(Excerpts from a layout annotation set)

- - - - - - -

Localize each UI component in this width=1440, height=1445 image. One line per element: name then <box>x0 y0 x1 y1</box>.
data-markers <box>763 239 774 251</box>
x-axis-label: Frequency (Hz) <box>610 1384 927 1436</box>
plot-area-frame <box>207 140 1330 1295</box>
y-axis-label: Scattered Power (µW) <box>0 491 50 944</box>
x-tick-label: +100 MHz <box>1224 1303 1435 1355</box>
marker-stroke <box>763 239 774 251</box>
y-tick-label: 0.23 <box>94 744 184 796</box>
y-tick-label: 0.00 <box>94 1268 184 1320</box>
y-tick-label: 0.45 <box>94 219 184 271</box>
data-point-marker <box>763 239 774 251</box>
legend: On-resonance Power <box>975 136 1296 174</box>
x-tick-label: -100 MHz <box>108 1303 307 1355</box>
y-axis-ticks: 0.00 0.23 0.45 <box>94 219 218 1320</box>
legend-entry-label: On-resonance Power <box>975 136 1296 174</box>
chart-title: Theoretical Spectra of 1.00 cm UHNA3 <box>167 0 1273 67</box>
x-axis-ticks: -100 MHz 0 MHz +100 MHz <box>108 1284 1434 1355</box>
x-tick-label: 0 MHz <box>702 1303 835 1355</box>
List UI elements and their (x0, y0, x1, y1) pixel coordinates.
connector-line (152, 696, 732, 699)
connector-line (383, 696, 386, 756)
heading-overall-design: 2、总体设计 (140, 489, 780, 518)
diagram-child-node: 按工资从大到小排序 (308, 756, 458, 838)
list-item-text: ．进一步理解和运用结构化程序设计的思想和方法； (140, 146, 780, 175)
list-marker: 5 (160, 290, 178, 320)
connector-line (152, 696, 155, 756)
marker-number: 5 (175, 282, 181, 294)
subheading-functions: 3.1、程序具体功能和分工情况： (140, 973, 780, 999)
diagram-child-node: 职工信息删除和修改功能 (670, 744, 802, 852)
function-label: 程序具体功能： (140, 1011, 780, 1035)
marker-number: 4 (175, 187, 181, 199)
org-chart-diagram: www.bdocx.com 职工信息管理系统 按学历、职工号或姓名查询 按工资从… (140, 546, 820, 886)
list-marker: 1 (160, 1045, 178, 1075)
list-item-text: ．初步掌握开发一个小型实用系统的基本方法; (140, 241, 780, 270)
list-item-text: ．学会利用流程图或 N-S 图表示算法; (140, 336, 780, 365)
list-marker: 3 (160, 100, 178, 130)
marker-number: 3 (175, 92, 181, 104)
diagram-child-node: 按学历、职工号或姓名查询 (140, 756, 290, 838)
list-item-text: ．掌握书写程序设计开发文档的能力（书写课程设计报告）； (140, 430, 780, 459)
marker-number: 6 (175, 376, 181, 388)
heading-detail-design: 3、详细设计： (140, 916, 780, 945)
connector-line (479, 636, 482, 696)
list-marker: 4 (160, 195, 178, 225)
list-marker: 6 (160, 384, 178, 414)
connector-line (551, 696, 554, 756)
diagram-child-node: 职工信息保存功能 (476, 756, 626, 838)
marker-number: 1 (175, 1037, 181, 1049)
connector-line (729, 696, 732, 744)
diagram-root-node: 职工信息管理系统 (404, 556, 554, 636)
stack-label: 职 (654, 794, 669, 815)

- - - - - - -

§ **TASK DIRECTIONS**:
Print everything from the start of the material down to the line containing "x-tick-label: 0 MHz", including that line, reproducing each line character for character.

§ **COMPLETE ANSWER**:
Localize each UI component in this width=1440, height=1445 image. One line per element: name then <box>x0 y0 x1 y1</box>.
data-markers <box>763 239 774 251</box>
x-axis-label: Frequency (Hz) <box>610 1384 927 1436</box>
plot-area-frame <box>207 140 1330 1295</box>
y-axis-label: Scattered Power (µW) <box>0 491 50 944</box>
x-tick-label: +100 MHz <box>1224 1303 1435 1355</box>
marker-stroke <box>763 239 774 251</box>
y-tick-label: 0.23 <box>94 744 184 796</box>
y-tick-label: 0.00 <box>94 1268 184 1320</box>
y-tick-label: 0.45 <box>94 219 184 271</box>
data-point-marker <box>763 239 774 251</box>
legend: On-resonance Power <box>975 136 1296 174</box>
x-tick-label: -100 MHz <box>108 1303 307 1355</box>
y-axis-ticks: 0.00 0.23 0.45 <box>94 219 218 1320</box>
legend-entry-label: On-resonance Power <box>975 136 1296 174</box>
chart-title: Theoretical Spectra of 1.00 cm UHNA3 <box>167 0 1273 67</box>
x-axis-ticks: -100 MHz 0 MHz +100 MHz <box>108 1284 1434 1355</box>
x-tick-label: 0 MHz <box>702 1303 835 1355</box>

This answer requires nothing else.